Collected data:
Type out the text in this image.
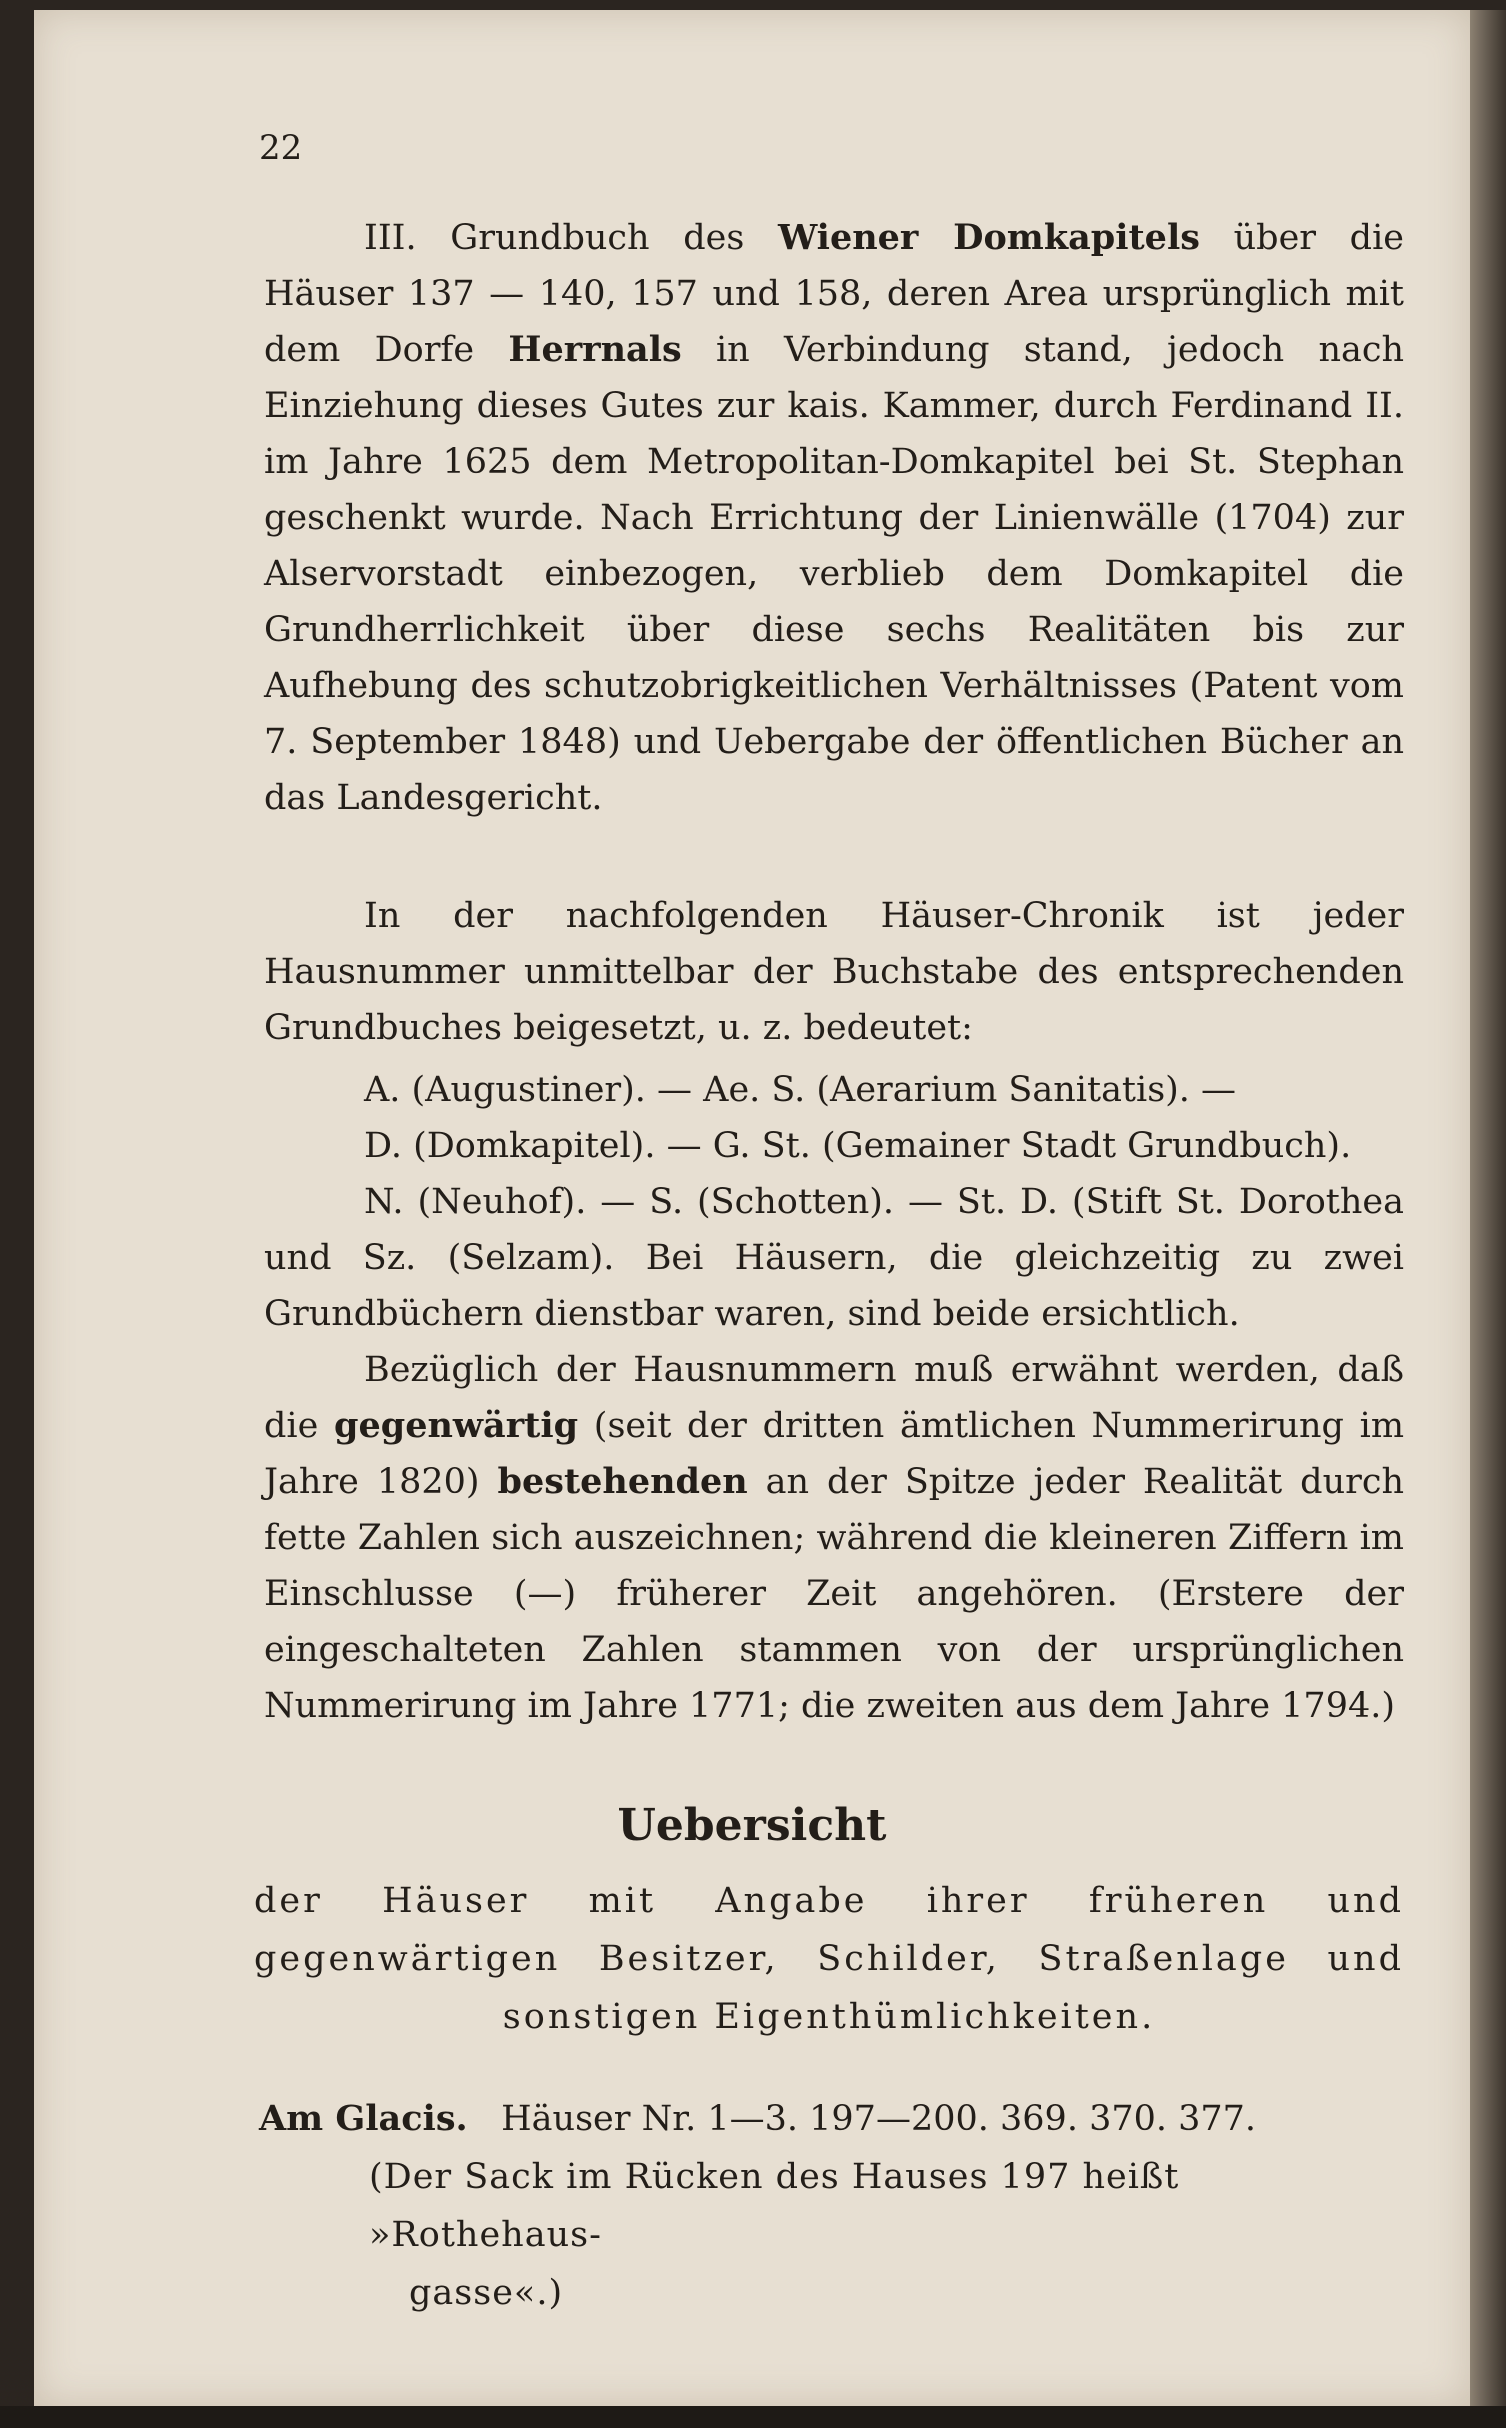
22

III. Grundbuch des Wiener Domkapitels über die Häuser 137 — 140, 157 und 158, deren Area ursprünglich mit dem Dorfe Herrnals in Verbindung stand, jedoch nach Einziehung dieses Gutes zur kais. Kammer, durch Ferdinand II. im Jahre 1625 dem Metropolitan-Domkapitel bei St. Stephan geschenkt wurde. Nach Errichtung der Linienwälle (1704) zur Alservorstadt einbezogen, verblieb dem Domkapitel die Grundherrlichkeit über diese sechs Realitäten bis zur Aufhebung des schutzobrigkeitlichen Verhältnisses (Patent vom 7. September 1848) und Uebergabe der öffentlichen Bücher an das Landesgericht.

In der nachfolgenden Häuser-Chronik ist jeder Hausnummer unmittelbar der Buchstabe des entsprechenden Grundbuches beigesetzt, u. z. bedeutet:

A. (Augustiner). — Ae. S. (Aerarium Sanitatis). —
D. (Domkapitel). — G. St. (Gemainer Stadt Grundbuch).
N. (Neuhof). — S. (Schotten). — St. D. (Stift St. Dorothea und Sz. (Selzam). Bei Häusern, die gleichzeitig zu zwei Grundbüchern dienstbar waren, sind beide ersichtlich.

Bezüglich der Hausnummern muß erwähnt werden, daß die gegenwärtig (seit der dritten ämtlichen Nummerirung im Jahre 1820) bestehenden an der Spitze jeder Realität durch fette Zahlen sich auszeichnen; während die kleineren Ziffern im Einschlusse (—) früherer Zeit angehören. (Erstere der eingeschalteten Zahlen stammen von der ursprünglichen Nummerirung im Jahre 1771; die zweiten aus dem Jahre 1794.)

Uebersicht
der Häuser mit Angabe ihrer früheren und gegenwärtigen Besitzer, Schilder, Straßenlage und sonstigen Eigenthümlichkeiten.
Am Glacis. Häuser Nr. 1—3. 197—200. 369. 370. 377.
(Der Sack im Rücken des Hauses 197 heißt »Rothehaus-
gasse«.)
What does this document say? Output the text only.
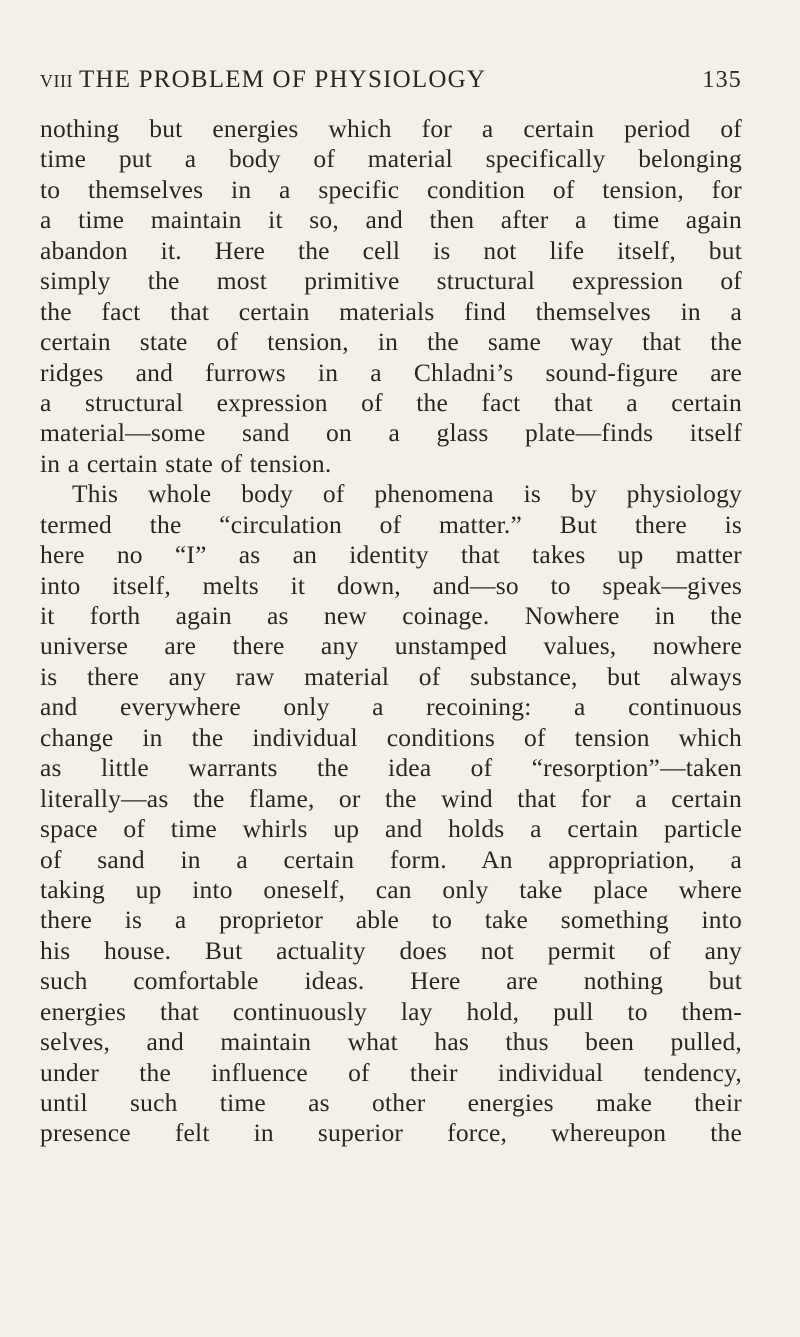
VIII THE PROBLEM OF PHYSIOLOGY	135
nothing but energies which for a certain period of
time put a body of material specifically belonging
to themselves in a specific condition of tension, for
a time maintain it so, and then after a time again
abandon it. Here the cell is not life itself, but
simply the most primitive structural expression of
the fact that certain materials find themselves in a
certain state of tension, in the same way that the
ridges and furrows in a Chladni’s sound-figure are
a structural expression of the fact that a certain
material—some sand on a glass plate—finds itself
in a certain state of tension.
This whole body of phenomena is by physiology
termed the “circulation of matter.” But there is
here no “I” as an identity that takes up matter
into itself, melts it down, and—so to speak—gives
it forth again as new coinage. Nowhere in the
universe are there any unstamped values, nowhere
is there any raw material of substance, but always
and everywhere only a recoining: a continuous
change in the individual conditions of tension which
as little warrants the idea of “resorption”—taken
literally—as the flame, or the wind that for a certain
space of time whirls up and holds a certain particle
of sand in a certain form. An appropriation, a
taking up into oneself, can only take place where
there is a proprietor able to take something into
his house. But actuality does not permit of any
such comfortable ideas. Here are nothing but
energies that continuously lay hold, pull to them-
selves, and maintain what has thus been pulled,
under the influence of their individual tendency,
until such time as other energies make their
presence felt in superior force, whereupon the
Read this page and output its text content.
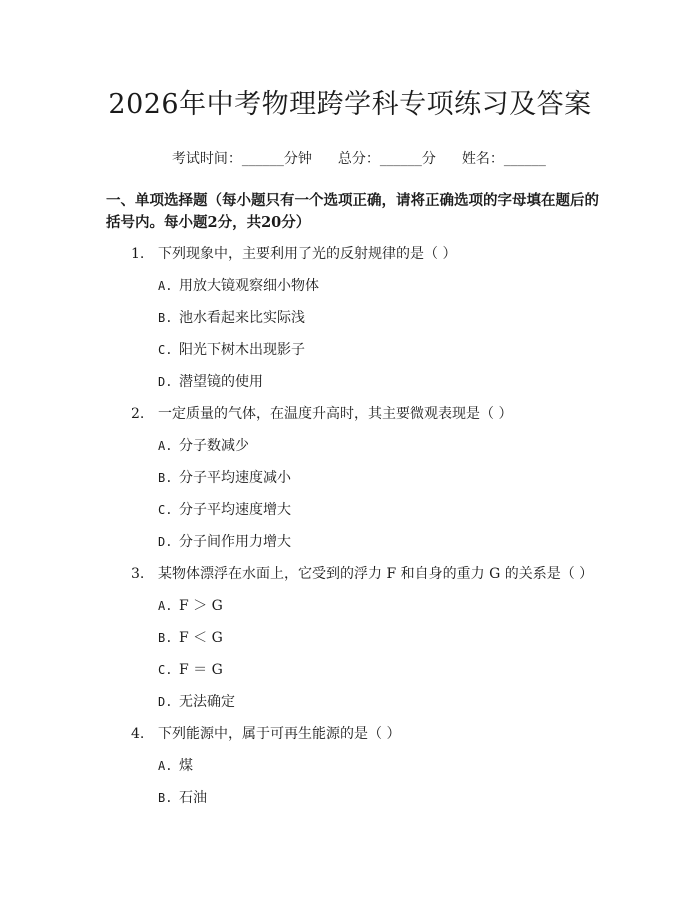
2026年中考物理跨学科专项练习及答案

考试时间：______分钟 总分：______分 姓名：______

一、单项选择题（每小题只有一个选项正确，请将正确选项的字母填在题后的括号内。每小题2分，共20分）
1. 下列现象中，主要利用了光的反射规律的是（ ）
A. 用放大镜观察细小物体
B. 池水看起来比实际浅
C. 阳光下树木出现影子
D. 潜望镜的使用
2. 一定质量的气体，在温度升高时，其主要微观表现是（ ）
A. 分子数减少
B. 分子平均速度减小
C. 分子平均速度增大
D. 分子间作用力增大
3. 某物体漂浮在水面上，它受到的浮力 F 和自身的重力 G 的关系是（ ）
A. F ＞ G
B. F ＜ G
C. F ＝ G
D. 无法确定
4. 下列能源中，属于可再生能源的是（ ）
A. 煤
B. 石油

**Short task**
Each line in the records above should be reproduced exactly; images are not copied.

**Final result**
Type out the text in this image.
22

III. Grundbuch des Wiener Domkapitels über die Häuser 137 — 140, 157 und 158, deren Area ursprünglich mit dem Dorfe Herrnals in Verbindung stand, jedoch nach Einziehung dieses Gutes zur kais. Kammer, durch Ferdinand II. im Jahre 1625 dem Metropolitan-Domkapitel bei St. Stephan geschenkt wurde. Nach Errichtung der Linienwälle (1704) zur Alservorstadt einbezogen, verblieb dem Domkapitel die Grundherrlichkeit über diese sechs Realitäten bis zur Aufhebung des schutzobrigkeitlichen Verhältnisses (Patent vom 7. September 1848) und Uebergabe der öffentlichen Bücher an das Landesgericht.

In der nachfolgenden Häuser-Chronik ist jeder Hausnummer unmittelbar der Buchstabe des entsprechenden Grundbuches beigesetzt, u. z. bedeutet:

A. (Augustiner). — Ae. S. (Aerarium Sanitatis). —
D. (Domkapitel). — G. St. (Gemainer Stadt Grundbuch).
N. (Neuhof). — S. (Schotten). — St. D. (Stift St. Dorothea und Sz. (Selzam). Bei Häusern, die gleichzeitig zu zwei Grundbüchern dienstbar waren, sind beide ersichtlich.

Bezüglich der Hausnummern muß erwähnt werden, daß die gegenwärtig (seit der dritten ämtlichen Nummerirung im Jahre 1820) bestehenden an der Spitze jeder Realität durch fette Zahlen sich auszeichnen; während die kleineren Ziffern im Einschlusse (—) früherer Zeit angehören. (Erstere der eingeschalteten Zahlen stammen von der ursprünglichen Nummerirung im Jahre 1771; die zweiten aus dem Jahre 1794.)

Uebersicht
der Häuser mit Angabe ihrer früheren und gegenwärtigen Besitzer, Schilder, Straßenlage und sonstigen Eigenthümlichkeiten.
Am Glacis. Häuser Nr. 1—3. 197—200. 369. 370. 377.
(Der Sack im Rücken des Hauses 197 heißt »Rothehaus-
gasse«.)
What does this document say? Output the text only.
VIII THE PROBLEM OF PHYSIOLOGY	135
nothing but energies which for a certain period of
time put a body of material specifically belonging
to themselves in a specific condition of tension, for
a time maintain it so, and then after a time again
abandon it. Here the cell is not life itself, but
simply the most primitive structural expression of
the fact that certain materials find themselves in a
certain state of tension, in the same way that the
ridges and furrows in a Chladni’s sound-figure are
a structural expression of the fact that a certain
material—some sand on a glass plate—finds itself
in a certain state of tension.
This whole body of phenomena is by physiology
termed the “circulation of matter.” But there is
here no “I” as an identity that takes up matter
into itself, melts it down, and—so to speak—gives
it forth again as new coinage. Nowhere in the
universe are there any unstamped values, nowhere
is there any raw material of substance, but always
and everywhere only a recoining: a continuous
change in the individual conditions of tension which
as little warrants the idea of “resorption”—taken
literally—as the flame, or the wind that for a certain
space of time whirls up and holds a certain particle
of sand in a certain form. An appropriation, a
taking up into oneself, can only take place where
there is a proprietor able to take something into
his house. But actuality does not permit of any
such comfortable ideas. Here are nothing but
energies that continuously lay hold, pull to them-
selves, and maintain what has thus been pulled,
under the influence of their individual tendency,
until such time as other energies make their
presence felt in superior force, whereupon the
Read this page and output its text content.
2026年中考物理跨学科专项练习及答案

考试时间：______分钟 总分：______分 姓名：______

一、单项选择题（每小题只有一个选项正确，请将正确选项的字母填在题后的括号内。每小题2分，共20分）
1. 下列现象中，主要利用了光的反射规律的是（ ）
A. 用放大镜观察细小物体
B. 池水看起来比实际浅
C. 阳光下树木出现影子
D. 潜望镜的使用
2. 一定质量的气体，在温度升高时，其主要微观表现是（ ）
A. 分子数减少
B. 分子平均速度减小
C. 分子平均速度增大
D. 分子间作用力增大
3. 某物体漂浮在水面上，它受到的浮力 F 和自身的重力 G 的关系是（ ）
A. F ＞ G
B. F ＜ G
C. F ＝ G
D. 无法确定
4. 下列能源中，属于可再生能源的是（ ）
A. 煤
B. 石油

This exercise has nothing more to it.